Итак, сформулируем наше обвинительное заключение.
Далекая от реализма как в стилистическом отношении, так и в изображении человеческой природы и общества, замешенная на обмане, манипуляторстве, жестокости и воле к власти, книга выдержана в нормативном духе и претендует на социальное программирование в самом широком масштабе, а потому потенциально – в случае успеха у читателей – опасна.
Что делать с такой книгой? Запрещать ее уже запрещали, и ни к чему хорошему это, естественно, не привело. Вообще, как мы видели, дело не столько в самой книге, сколько в читателях, которым оказались созвучны ее идеологические и эстетические предпосылки. Для них, как и для ее автора, были характерны типично русская переоценка роли и функций литературы и типично шестидесятническая (тысяча восемьсот) смесь революционно-научно-фейербаховского материализма с религиозным в своих глубинных основах и навыках мышлением. Так и получилось, что Чернышевский написал, а читатели приняли – на веру и к действию – его утопический катехизис. Значительная и, в конечном счете, решающая часть русской читающей публики удовлетворилась, увы, той дозой проницательности, которую отвел ей автор.

Фрагмент материала:
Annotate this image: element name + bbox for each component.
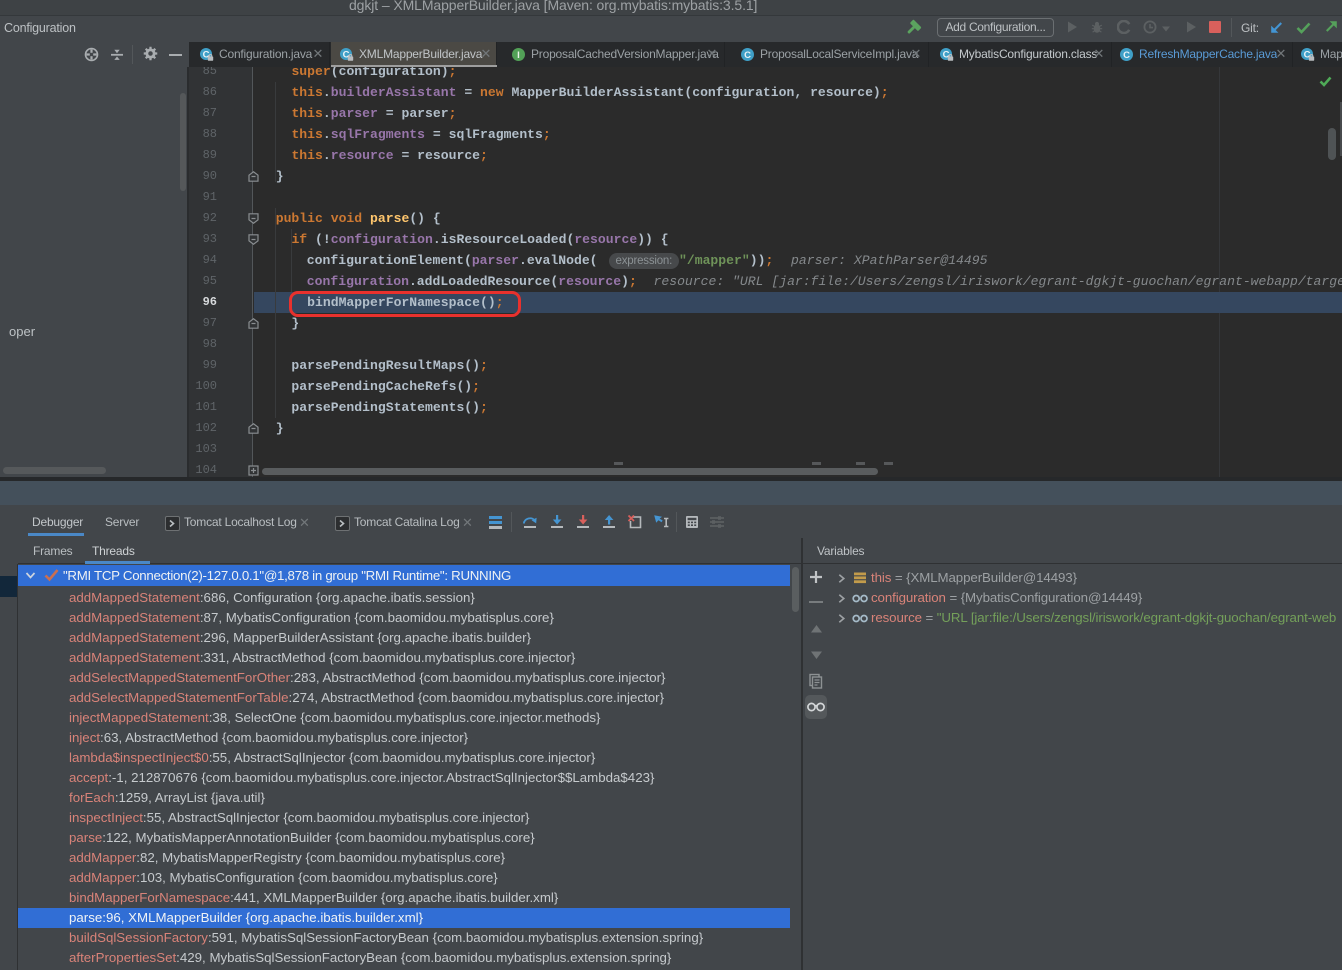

Что нужно сделать:
A: Что, согласно тексту о книге Чернышевского, уже делали с этой книгой и к чему это привело?
B: Перепишите отрывок текста о книге Чернышевского от слов «Итак, сформулируем наше» до слов «читателей – опасна.» включительно, подставив «окончательное заключение» вместо «обвинительное заключение».

Ответы по порядку:
A: Ее уже запрещали, и ни к чему хорошему это не привело.

B:
Итак, сформулируем наше окончательное заключение.
Далекая от реализма как в стилистическом отношении, так и в изображении человеческой природы и общества, замешенная на обмане, манипуляторстве, жестокости и воле к власти, книга выдержана в нормативном духе и претендует на социальное программирование в самом широком масштабе, а потому потенциально – в случае успеха у читателей – опасна.